Collection entries:
* * *

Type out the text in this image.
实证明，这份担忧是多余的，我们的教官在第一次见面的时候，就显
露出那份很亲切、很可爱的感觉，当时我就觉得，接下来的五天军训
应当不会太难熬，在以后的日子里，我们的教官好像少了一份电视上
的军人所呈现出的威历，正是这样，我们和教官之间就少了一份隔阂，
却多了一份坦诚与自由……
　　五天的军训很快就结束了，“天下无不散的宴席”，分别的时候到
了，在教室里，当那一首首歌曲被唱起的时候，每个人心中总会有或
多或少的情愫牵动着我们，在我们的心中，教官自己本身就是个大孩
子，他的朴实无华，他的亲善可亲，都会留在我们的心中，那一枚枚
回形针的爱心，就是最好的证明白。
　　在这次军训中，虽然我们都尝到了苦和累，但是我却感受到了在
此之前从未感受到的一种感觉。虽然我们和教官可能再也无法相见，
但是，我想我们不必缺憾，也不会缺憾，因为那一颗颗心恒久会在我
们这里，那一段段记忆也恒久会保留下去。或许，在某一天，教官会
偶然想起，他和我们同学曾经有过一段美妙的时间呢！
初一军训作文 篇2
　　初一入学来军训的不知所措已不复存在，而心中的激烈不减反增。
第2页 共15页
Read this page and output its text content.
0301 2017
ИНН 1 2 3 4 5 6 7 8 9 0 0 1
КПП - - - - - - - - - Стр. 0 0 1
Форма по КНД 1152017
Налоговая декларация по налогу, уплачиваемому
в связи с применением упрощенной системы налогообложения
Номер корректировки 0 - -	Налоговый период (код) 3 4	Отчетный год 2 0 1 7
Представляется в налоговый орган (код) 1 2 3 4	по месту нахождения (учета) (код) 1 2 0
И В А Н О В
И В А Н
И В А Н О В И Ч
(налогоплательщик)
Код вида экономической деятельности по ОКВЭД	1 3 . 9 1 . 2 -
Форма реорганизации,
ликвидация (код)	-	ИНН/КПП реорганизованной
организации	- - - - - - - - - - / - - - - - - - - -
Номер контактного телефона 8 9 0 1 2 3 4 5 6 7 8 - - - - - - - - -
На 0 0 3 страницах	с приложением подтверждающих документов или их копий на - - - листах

* * *

What you need to do: Using the listing, copy every line where the word "text" shows up.

The answer:
Type out the text in this image.
Read this page and output its text content.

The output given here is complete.